Every record that follows must be duplicated exactly, with images left out.

┌─ Material for this exercise

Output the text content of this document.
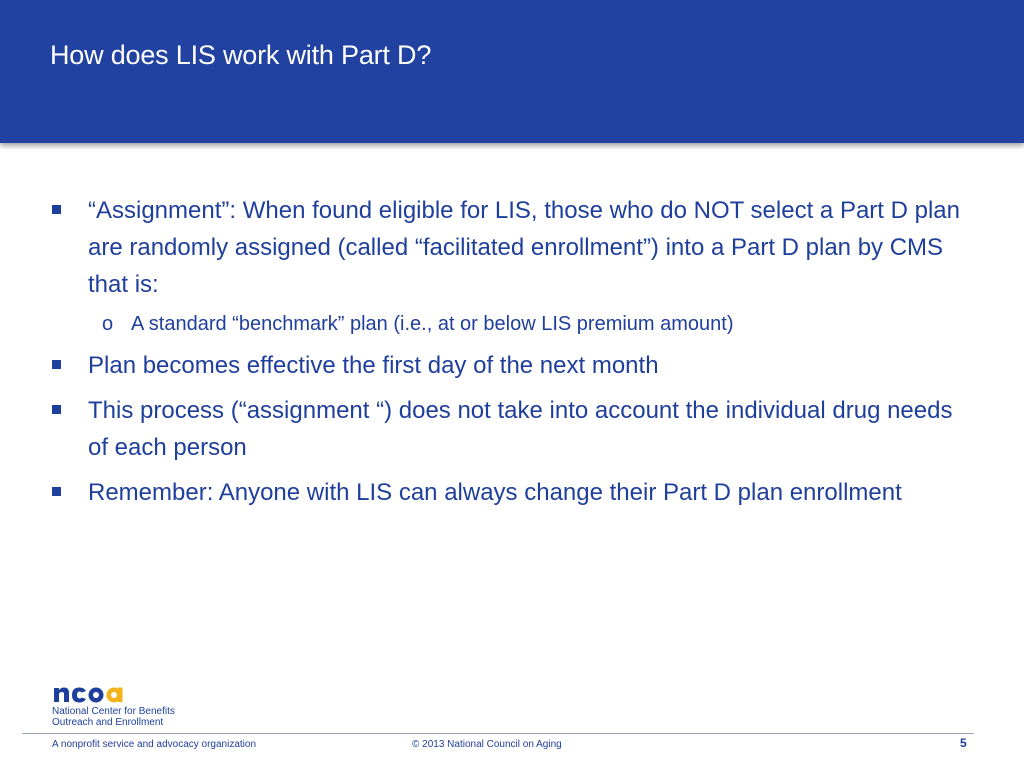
How does LIS work with Part D?
“Assignment”: When found eligible for LIS, those who do NOT select a Part D plan are randomly assigned (called “facilitated enrollment”) into a Part D plan by CMS that is:
o A standard “benchmark” plan (i.e., at or below LIS premium amount)
Plan becomes effective the first day of the next month
This process (“assignment “) does not take into account the individual drug needs of each person
Remember: Anyone with LIS can always change their Part D plan enrollment
National Center for Benefits
Outreach and Enrollment
A nonprofit service and advocacy organization	© 2013 National Council on Aging	5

└─

● **Correct output**:
Output the text content of this document.
How does LIS work with Part D?
“Assignment”: When found eligible for LIS, those who do NOT select a Part D plan are randomly assigned (called “facilitated enrollment”) into a Part D plan by CMS that is:
o A standard “benchmark” plan (i.e., at or below LIS premium amount)
Plan becomes effective the first day of the next month
This process (“assignment “) does not take into account the individual drug needs of each person
Remember: Anyone with LIS can always change their Part D plan enrollment
National Center for Benefits
Outreach and Enrollment
A nonprofit service and advocacy organization	© 2013 National Council on Aging	5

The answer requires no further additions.